What this task involves » Repeat the whole listing below, word for word.

Information given »
"""

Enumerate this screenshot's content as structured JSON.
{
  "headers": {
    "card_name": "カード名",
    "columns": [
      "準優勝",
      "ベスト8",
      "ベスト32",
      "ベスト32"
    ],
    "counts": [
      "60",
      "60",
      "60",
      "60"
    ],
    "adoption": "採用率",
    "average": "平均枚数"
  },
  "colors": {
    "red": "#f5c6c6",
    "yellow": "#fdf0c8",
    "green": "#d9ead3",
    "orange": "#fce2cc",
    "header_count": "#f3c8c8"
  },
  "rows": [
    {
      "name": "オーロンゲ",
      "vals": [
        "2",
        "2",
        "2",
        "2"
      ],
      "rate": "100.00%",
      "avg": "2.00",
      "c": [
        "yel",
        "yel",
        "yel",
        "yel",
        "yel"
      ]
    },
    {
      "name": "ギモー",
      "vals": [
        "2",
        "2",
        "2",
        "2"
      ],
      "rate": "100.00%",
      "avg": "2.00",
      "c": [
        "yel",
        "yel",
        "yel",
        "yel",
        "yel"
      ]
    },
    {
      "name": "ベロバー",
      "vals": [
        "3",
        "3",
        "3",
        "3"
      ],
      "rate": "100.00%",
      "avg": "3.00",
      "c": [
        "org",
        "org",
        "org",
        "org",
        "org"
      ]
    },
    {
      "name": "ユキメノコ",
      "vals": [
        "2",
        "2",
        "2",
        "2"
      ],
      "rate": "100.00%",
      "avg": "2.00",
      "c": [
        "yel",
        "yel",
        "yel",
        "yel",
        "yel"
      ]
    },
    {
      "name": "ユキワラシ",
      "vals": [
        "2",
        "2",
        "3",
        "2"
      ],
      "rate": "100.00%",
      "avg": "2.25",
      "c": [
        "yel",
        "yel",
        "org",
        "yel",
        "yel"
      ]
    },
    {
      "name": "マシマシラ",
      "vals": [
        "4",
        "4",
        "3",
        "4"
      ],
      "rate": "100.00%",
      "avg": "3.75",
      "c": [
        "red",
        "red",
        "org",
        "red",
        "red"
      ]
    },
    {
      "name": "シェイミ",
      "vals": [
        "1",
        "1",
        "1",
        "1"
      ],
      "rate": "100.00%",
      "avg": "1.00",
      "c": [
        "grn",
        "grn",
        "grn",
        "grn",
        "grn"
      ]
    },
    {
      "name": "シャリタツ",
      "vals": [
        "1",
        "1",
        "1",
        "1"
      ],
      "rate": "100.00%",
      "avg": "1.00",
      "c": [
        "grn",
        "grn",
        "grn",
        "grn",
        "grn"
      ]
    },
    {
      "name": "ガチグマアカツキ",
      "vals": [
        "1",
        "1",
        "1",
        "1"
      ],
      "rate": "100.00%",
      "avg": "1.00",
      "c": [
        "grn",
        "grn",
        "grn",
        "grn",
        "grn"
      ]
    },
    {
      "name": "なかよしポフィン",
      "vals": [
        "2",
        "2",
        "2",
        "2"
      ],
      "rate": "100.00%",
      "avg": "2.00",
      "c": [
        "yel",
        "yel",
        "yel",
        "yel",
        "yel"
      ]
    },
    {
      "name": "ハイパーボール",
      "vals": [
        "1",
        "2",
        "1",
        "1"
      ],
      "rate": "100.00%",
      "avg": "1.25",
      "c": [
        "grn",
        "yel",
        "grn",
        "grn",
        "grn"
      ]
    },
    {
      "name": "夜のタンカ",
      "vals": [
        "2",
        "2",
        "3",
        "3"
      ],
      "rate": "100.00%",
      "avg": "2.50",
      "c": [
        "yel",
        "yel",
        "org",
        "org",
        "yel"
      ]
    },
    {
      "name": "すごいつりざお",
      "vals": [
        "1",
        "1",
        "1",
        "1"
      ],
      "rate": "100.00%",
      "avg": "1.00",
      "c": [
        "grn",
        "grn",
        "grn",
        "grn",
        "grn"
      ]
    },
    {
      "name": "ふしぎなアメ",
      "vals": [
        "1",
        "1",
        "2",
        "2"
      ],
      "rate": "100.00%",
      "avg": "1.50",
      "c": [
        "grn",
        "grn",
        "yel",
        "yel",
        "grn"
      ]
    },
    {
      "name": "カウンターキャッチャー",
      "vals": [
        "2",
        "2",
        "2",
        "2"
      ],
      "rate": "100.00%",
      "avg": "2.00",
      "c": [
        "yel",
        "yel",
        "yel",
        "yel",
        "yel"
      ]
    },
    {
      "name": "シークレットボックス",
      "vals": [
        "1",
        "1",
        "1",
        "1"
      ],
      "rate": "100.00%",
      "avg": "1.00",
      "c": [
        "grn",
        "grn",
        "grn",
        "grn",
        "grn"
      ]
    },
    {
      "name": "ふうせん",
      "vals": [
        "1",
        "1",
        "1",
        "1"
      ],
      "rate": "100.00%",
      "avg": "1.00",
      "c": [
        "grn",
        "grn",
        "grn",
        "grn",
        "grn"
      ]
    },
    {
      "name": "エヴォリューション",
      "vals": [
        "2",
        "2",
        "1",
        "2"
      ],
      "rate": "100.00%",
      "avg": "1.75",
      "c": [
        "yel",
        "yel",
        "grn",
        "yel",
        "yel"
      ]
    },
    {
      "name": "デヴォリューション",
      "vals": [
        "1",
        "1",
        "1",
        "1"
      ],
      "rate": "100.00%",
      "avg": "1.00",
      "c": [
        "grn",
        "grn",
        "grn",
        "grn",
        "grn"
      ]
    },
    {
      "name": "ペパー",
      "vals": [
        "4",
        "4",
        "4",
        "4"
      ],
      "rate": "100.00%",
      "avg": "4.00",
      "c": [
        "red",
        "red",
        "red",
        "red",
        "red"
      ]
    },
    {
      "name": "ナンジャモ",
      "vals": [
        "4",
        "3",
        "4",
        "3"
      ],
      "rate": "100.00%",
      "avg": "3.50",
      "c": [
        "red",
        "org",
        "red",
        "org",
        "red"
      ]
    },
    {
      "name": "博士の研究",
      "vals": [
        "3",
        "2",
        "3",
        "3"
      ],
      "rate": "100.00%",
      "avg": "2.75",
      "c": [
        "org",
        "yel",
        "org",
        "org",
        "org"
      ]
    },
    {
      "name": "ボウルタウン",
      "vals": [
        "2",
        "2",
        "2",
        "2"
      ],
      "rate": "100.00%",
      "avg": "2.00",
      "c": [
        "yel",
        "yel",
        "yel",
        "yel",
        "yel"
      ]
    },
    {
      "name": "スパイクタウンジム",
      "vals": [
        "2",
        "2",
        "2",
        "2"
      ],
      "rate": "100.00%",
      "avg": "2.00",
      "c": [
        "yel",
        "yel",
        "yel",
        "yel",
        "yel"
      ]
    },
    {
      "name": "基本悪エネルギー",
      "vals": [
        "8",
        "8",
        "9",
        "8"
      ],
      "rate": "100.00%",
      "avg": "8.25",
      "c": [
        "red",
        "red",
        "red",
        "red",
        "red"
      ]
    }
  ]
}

"""

Final result »
Enumerate this screenshot's content as structured JSON.
{
  "headers": {
    "card_name": "カード名",
    "columns": [
      "準優勝",
      "ベスト8",
      "ベスト32",
      "ベスト32"
    ],
    "counts": [
      "60",
      "60",
      "60",
      "60"
    ],
    "adoption": "採用率",
    "average": "平均枚数"
  },
  "colors": {
    "red": "#f5c6c6",
    "yellow": "#fdf0c8",
    "green": "#d9ead3",
    "orange": "#fce2cc",
    "header_count": "#f3c8c8"
  },
  "rows": [
    {
      "name": "オーロンゲ",
      "vals": [
        "2",
        "2",
        "2",
        "2"
      ],
      "rate": "100.00%",
      "avg": "2.00",
      "c": [
        "yel",
        "yel",
        "yel",
        "yel",
        "yel"
      ]
    },
    {
      "name": "ギモー",
      "vals": [
        "2",
        "2",
        "2",
        "2"
      ],
      "rate": "100.00%",
      "avg": "2.00",
      "c": [
        "yel",
        "yel",
        "yel",
        "yel",
        "yel"
      ]
    },
    {
      "name": "ベロバー",
      "vals": [
        "3",
        "3",
        "3",
        "3"
      ],
      "rate": "100.00%",
      "avg": "3.00",
      "c": [
        "org",
        "org",
        "org",
        "org",
        "org"
      ]
    },
    {
      "name": "ユキメノコ",
      "vals": [
        "2",
        "2",
        "2",
        "2"
      ],
      "rate": "100.00%",
      "avg": "2.00",
      "c": [
        "yel",
        "yel",
        "yel",
        "yel",
        "yel"
      ]
    },
    {
      "name": "ユキワラシ",
      "vals": [
        "2",
        "2",
        "3",
        "2"
      ],
      "rate": "100.00%",
      "avg": "2.25",
      "c": [
        "yel",
        "yel",
        "org",
        "yel",
        "yel"
      ]
    },
    {
      "name": "マシマシラ",
      "vals": [
        "4",
        "4",
        "3",
        "4"
      ],
      "rate": "100.00%",
      "avg": "3.75",
      "c": [
        "red",
        "red",
        "org",
        "red",
        "red"
      ]
    },
    {
      "name": "シェイミ",
      "vals": [
        "1",
        "1",
        "1",
        "1"
      ],
      "rate": "100.00%",
      "avg": "1.00",
      "c": [
        "grn",
        "grn",
        "grn",
        "grn",
        "grn"
      ]
    },
    {
      "name": "シャリタツ",
      "vals": [
        "1",
        "1",
        "1",
        "1"
      ],
      "rate": "100.00%",
      "avg": "1.00",
      "c": [
        "grn",
        "grn",
        "grn",
        "grn",
        "grn"
      ]
    },
    {
      "name": "ガチグマアカツキ",
      "vals": [
        "1",
        "1",
        "1",
        "1"
      ],
      "rate": "100.00%",
      "avg": "1.00",
      "c": [
        "grn",
        "grn",
        "grn",
        "grn",
        "grn"
      ]
    },
    {
      "name": "なかよしポフィン",
      "vals": [
        "2",
        "2",
        "2",
        "2"
      ],
      "rate": "100.00%",
      "avg": "2.00",
      "c": [
        "yel",
        "yel",
        "yel",
        "yel",
        "yel"
      ]
    },
    {
      "name": "ハイパーボール",
      "vals": [
        "1",
        "2",
        "1",
        "1"
      ],
      "rate": "100.00%",
      "avg": "1.25",
      "c": [
        "grn",
        "yel",
        "grn",
        "grn",
        "grn"
      ]
    },
    {
      "name": "夜のタンカ",
      "vals": [
        "2",
        "2",
        "3",
        "3"
      ],
      "rate": "100.00%",
      "avg": "2.50",
      "c": [
        "yel",
        "yel",
        "org",
        "org",
        "yel"
      ]
    },
    {
      "name": "すごいつりざお",
      "vals": [
        "1",
        "1",
        "1",
        "1"
      ],
      "rate": "100.00%",
      "avg": "1.00",
      "c": [
        "grn",
        "grn",
        "grn",
        "grn",
        "grn"
      ]
    },
    {
      "name": "ふしぎなアメ",
      "vals": [
        "1",
        "1",
        "2",
        "2"
      ],
      "rate": "100.00%",
      "avg": "1.50",
      "c": [
        "grn",
        "grn",
        "yel",
        "yel",
        "grn"
      ]
    },
    {
      "name": "カウンターキャッチャー",
      "vals": [
        "2",
        "2",
        "2",
        "2"
      ],
      "rate": "100.00%",
      "avg": "2.00",
      "c": [
        "yel",
        "yel",
        "yel",
        "yel",
        "yel"
      ]
    },
    {
      "name": "シークレットボックス",
      "vals": [
        "1",
        "1",
        "1",
        "1"
      ],
      "rate": "100.00%",
      "avg": "1.00",
      "c": [
        "grn",
        "grn",
        "grn",
        "grn",
        "grn"
      ]
    },
    {
      "name": "ふうせん",
      "vals": [
        "1",
        "1",
        "1",
        "1"
      ],
      "rate": "100.00%",
      "avg": "1.00",
      "c": [
        "grn",
        "grn",
        "grn",
        "grn",
        "grn"
      ]
    },
    {
      "name": "エヴォリューション",
      "vals": [
        "2",
        "2",
        "1",
        "2"
      ],
      "rate": "100.00%",
      "avg": "1.75",
      "c": [
        "yel",
        "yel",
        "grn",
        "yel",
        "yel"
      ]
    },
    {
      "name": "デヴォリューション",
      "vals": [
        "1",
        "1",
        "1",
        "1"
      ],
      "rate": "100.00%",
      "avg": "1.00",
      "c": [
        "grn",
        "grn",
        "grn",
        "grn",
        "grn"
      ]
    },
    {
      "name": "ペパー",
      "vals": [
        "4",
        "4",
        "4",
        "4"
      ],
      "rate": "100.00%",
      "avg": "4.00",
      "c": [
        "red",
        "red",
        "red",
        "red",
        "red"
      ]
    },
    {
      "name": "ナンジャモ",
      "vals": [
        "4",
        "3",
        "4",
        "3"
      ],
      "rate": "100.00%",
      "avg": "3.50",
      "c": [
        "red",
        "org",
        "red",
        "org",
        "red"
      ]
    },
    {
      "name": "博士の研究",
      "vals": [
        "3",
        "2",
        "3",
        "3"
      ],
      "rate": "100.00%",
      "avg": "2.75",
      "c": [
        "org",
        "yel",
        "org",
        "org",
        "org"
      ]
    },
    {
      "name": "ボウルタウン",
      "vals": [
        "2",
        "2",
        "2",
        "2"
      ],
      "rate": "100.00%",
      "avg": "2.00",
      "c": [
        "yel",
        "yel",
        "yel",
        "yel",
        "yel"
      ]
    },
    {
      "name": "スパイクタウンジム",
      "vals": [
        "2",
        "2",
        "2",
        "2"
      ],
      "rate": "100.00%",
      "avg": "2.00",
      "c": [
        "yel",
        "yel",
        "yel",
        "yel",
        "yel"
      ]
    },
    {
      "name": "基本悪エネルギー",
      "vals": [
        "8",
        "8",
        "9",
        "8"
      ],
      "rate": "100.00%",
      "avg": "8.25",
      "c": [
        "red",
        "red",
        "red",
        "red",
        "red"
      ]
    }
  ]
}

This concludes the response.